(EXCERPTED RECORDS):
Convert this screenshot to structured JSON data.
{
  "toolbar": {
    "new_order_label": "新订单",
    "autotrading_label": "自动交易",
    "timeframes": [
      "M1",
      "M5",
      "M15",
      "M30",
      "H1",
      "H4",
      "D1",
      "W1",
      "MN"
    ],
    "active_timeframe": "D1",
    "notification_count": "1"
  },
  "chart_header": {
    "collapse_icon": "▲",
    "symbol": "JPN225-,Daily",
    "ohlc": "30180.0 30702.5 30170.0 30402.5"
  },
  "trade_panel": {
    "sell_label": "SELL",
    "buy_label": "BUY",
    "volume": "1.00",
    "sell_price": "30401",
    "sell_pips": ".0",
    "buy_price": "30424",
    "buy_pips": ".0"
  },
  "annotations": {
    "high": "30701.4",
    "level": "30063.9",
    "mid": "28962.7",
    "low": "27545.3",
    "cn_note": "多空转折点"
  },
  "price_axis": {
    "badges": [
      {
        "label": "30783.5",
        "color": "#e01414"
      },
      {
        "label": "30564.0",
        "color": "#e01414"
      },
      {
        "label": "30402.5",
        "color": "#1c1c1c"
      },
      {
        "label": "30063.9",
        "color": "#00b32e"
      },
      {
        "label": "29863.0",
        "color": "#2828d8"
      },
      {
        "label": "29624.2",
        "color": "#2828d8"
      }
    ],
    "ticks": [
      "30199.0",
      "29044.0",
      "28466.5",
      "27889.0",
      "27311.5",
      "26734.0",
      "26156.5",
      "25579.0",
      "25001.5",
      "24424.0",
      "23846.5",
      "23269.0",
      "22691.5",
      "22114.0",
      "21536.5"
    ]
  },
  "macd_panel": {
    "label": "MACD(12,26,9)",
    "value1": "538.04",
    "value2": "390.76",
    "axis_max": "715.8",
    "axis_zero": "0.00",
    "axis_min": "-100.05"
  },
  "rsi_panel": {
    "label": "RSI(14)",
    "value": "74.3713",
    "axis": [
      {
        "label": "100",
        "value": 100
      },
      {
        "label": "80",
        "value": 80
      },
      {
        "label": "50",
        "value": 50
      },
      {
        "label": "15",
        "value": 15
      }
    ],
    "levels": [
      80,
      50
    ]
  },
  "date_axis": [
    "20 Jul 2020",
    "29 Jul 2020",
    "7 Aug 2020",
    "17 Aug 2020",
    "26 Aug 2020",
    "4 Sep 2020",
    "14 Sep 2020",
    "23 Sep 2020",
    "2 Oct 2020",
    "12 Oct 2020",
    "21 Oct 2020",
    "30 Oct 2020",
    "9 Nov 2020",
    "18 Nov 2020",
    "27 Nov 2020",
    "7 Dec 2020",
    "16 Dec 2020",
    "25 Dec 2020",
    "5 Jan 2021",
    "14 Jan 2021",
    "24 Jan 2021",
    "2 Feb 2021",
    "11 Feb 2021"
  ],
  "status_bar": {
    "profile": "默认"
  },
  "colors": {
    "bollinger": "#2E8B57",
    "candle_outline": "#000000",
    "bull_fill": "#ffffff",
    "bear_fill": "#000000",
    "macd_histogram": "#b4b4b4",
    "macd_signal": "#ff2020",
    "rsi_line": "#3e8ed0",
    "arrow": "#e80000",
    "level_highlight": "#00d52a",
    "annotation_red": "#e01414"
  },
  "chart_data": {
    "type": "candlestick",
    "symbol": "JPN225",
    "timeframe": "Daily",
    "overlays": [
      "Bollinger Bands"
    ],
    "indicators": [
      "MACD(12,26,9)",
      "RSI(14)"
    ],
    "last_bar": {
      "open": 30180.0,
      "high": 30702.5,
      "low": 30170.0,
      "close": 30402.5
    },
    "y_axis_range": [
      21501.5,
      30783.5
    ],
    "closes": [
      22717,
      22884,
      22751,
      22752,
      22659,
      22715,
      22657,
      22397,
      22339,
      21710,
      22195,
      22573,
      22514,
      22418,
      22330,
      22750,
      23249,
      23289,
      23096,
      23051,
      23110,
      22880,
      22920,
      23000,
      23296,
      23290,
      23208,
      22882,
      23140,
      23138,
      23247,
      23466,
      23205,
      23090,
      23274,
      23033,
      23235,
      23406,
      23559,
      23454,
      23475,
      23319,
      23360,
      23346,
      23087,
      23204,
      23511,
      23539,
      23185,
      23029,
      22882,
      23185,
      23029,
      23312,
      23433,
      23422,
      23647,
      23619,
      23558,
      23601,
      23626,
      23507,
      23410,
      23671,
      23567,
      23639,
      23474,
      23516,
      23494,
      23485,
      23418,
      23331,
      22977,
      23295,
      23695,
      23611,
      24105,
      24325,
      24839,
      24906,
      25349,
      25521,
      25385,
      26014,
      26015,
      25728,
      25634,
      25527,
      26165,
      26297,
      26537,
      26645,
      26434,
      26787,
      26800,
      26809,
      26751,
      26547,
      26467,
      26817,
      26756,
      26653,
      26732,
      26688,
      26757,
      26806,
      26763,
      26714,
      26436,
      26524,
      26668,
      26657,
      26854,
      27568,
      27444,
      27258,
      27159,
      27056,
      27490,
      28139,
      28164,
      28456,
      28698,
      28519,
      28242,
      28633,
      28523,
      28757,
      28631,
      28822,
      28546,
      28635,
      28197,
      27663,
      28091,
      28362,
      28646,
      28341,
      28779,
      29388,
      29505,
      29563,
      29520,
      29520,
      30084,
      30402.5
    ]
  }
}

(DO THIS): Reproduce the records in full, exactly as written.

(RESULT OF THE EXERCISE):
Convert this screenshot to structured JSON data.
{
  "toolbar": {
    "new_order_label": "新订单",
    "autotrading_label": "自动交易",
    "timeframes": [
      "M1",
      "M5",
      "M15",
      "M30",
      "H1",
      "H4",
      "D1",
      "W1",
      "MN"
    ],
    "active_timeframe": "D1",
    "notification_count": "1"
  },
  "chart_header": {
    "collapse_icon": "▲",
    "symbol": "JPN225-,Daily",
    "ohlc": "30180.0 30702.5 30170.0 30402.5"
  },
  "trade_panel": {
    "sell_label": "SELL",
    "buy_label": "BUY",
    "volume": "1.00",
    "sell_price": "30401",
    "sell_pips": ".0",
    "buy_price": "30424",
    "buy_pips": ".0"
  },
  "annotations": {
    "high": "30701.4",
    "level": "30063.9",
    "mid": "28962.7",
    "low": "27545.3",
    "cn_note": "多空转折点"
  },
  "price_axis": {
    "badges": [
      {
        "label": "30783.5",
        "color": "#e01414"
      },
      {
        "label": "30564.0",
        "color": "#e01414"
      },
      {
        "label": "30402.5",
        "color": "#1c1c1c"
      },
      {
        "label": "30063.9",
        "color": "#00b32e"
      },
      {
        "label": "29863.0",
        "color": "#2828d8"
      },
      {
        "label": "29624.2",
        "color": "#2828d8"
      }
    ],
    "ticks": [
      "30199.0",
      "29044.0",
      "28466.5",
      "27889.0",
      "27311.5",
      "26734.0",
      "26156.5",
      "25579.0",
      "25001.5",
      "24424.0",
      "23846.5",
      "23269.0",
      "22691.5",
      "22114.0",
      "21536.5"
    ]
  },
  "macd_panel": {
    "label": "MACD(12,26,9)",
    "value1": "538.04",
    "value2": "390.76",
    "axis_max": "715.8",
    "axis_zero": "0.00",
    "axis_min": "-100.05"
  },
  "rsi_panel": {
    "label": "RSI(14)",
    "value": "74.3713",
    "axis": [
      {
        "label": "100",
        "value": 100
      },
      {
        "label": "80",
        "value": 80
      },
      {
        "label": "50",
        "value": 50
      },
      {
        "label": "15",
        "value": 15
      }
    ],
    "levels": [
      80,
      50
    ]
  },
  "date_axis": [
    "20 Jul 2020",
    "29 Jul 2020",
    "7 Aug 2020",
    "17 Aug 2020",
    "26 Aug 2020",
    "4 Sep 2020",
    "14 Sep 2020",
    "23 Sep 2020",
    "2 Oct 2020",
    "12 Oct 2020",
    "21 Oct 2020",
    "30 Oct 2020",
    "9 Nov 2020",
    "18 Nov 2020",
    "27 Nov 2020",
    "7 Dec 2020",
    "16 Dec 2020",
    "25 Dec 2020",
    "5 Jan 2021",
    "14 Jan 2021",
    "24 Jan 2021",
    "2 Feb 2021",
    "11 Feb 2021"
  ],
  "status_bar": {
    "profile": "默认"
  },
  "colors": {
    "bollinger": "#2E8B57",
    "candle_outline": "#000000",
    "bull_fill": "#ffffff",
    "bear_fill": "#000000",
    "macd_histogram": "#b4b4b4",
    "macd_signal": "#ff2020",
    "rsi_line": "#3e8ed0",
    "arrow": "#e80000",
    "level_highlight": "#00d52a",
    "annotation_red": "#e01414"
  },
  "chart_data": {
    "type": "candlestick",
    "symbol": "JPN225",
    "timeframe": "Daily",
    "overlays": [
      "Bollinger Bands"
    ],
    "indicators": [
      "MACD(12,26,9)",
      "RSI(14)"
    ],
    "last_bar": {
      "open": 30180.0,
      "high": 30702.5,
      "low": 30170.0,
      "close": 30402.5
    },
    "y_axis_range": [
      21501.5,
      30783.5
    ],
    "closes": [
      22717,
      22884,
      22751,
      22752,
      22659,
      22715,
      22657,
      22397,
      22339,
      21710,
      22195,
      22573,
      22514,
      22418,
      22330,
      22750,
      23249,
      23289,
      23096,
      23051,
      23110,
      22880,
      22920,
      23000,
      23296,
      23290,
      23208,
      22882,
      23140,
      23138,
      23247,
      23466,
      23205,
      23090,
      23274,
      23033,
      23235,
      23406,
      23559,
      23454,
      23475,
      23319,
      23360,
      23346,
      23087,
      23204,
      23511,
      23539,
      23185,
      23029,
      22882,
      23185,
      23029,
      23312,
      23433,
      23422,
      23647,
      23619,
      23558,
      23601,
      23626,
      23507,
      23410,
      23671,
      23567,
      23639,
      23474,
      23516,
      23494,
      23485,
      23418,
      23331,
      22977,
      23295,
      23695,
      23611,
      24105,
      24325,
      24839,
      24906,
      25349,
      25521,
      25385,
      26014,
      26015,
      25728,
      25634,
      25527,
      26165,
      26297,
      26537,
      26645,
      26434,
      26787,
      26800,
      26809,
      26751,
      26547,
      26467,
      26817,
      26756,
      26653,
      26732,
      26688,
      26757,
      26806,
      26763,
      26714,
      26436,
      26524,
      26668,
      26657,
      26854,
      27568,
      27444,
      27258,
      27159,
      27056,
      27490,
      28139,
      28164,
      28456,
      28698,
      28519,
      28242,
      28633,
      28523,
      28757,
      28631,
      28822,
      28546,
      28635,
      28197,
      27663,
      28091,
      28362,
      28646,
      28341,
      28779,
      29388,
      29505,
      29563,
      29520,
      29520,
      30084,
      30402.5
    ]
  }
}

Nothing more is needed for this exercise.